STATED PROBLEM: Report only the number of lines in this material that include the string "fill".

MATERIAL PROVIDED:

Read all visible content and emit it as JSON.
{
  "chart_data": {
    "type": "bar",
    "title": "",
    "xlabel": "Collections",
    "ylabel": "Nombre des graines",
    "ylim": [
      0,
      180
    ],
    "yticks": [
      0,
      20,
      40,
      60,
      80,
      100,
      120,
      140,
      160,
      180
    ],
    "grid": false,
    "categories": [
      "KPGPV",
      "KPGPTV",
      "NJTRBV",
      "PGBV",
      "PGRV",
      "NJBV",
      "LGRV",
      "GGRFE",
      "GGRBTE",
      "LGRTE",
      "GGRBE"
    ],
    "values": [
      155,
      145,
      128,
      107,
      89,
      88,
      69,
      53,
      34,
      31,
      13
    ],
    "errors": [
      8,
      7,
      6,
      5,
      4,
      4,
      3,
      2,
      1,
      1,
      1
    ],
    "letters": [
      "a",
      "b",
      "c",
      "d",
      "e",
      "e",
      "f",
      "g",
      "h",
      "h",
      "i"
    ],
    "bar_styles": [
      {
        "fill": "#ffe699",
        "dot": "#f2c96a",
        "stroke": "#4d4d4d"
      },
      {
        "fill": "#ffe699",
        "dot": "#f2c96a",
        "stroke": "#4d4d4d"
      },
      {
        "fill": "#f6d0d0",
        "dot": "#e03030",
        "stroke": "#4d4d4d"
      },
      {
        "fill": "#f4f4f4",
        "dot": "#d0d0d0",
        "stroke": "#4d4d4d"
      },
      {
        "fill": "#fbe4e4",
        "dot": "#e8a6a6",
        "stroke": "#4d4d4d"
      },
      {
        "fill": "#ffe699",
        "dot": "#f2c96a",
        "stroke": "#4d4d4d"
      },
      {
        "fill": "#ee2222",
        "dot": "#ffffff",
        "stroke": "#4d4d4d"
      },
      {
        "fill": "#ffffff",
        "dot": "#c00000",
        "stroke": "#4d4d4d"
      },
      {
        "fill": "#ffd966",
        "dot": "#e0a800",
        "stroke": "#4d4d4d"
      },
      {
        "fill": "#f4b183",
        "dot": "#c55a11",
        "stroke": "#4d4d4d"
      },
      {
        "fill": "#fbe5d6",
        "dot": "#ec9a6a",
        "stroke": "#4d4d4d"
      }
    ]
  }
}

WRITTEN RESPONSE: 11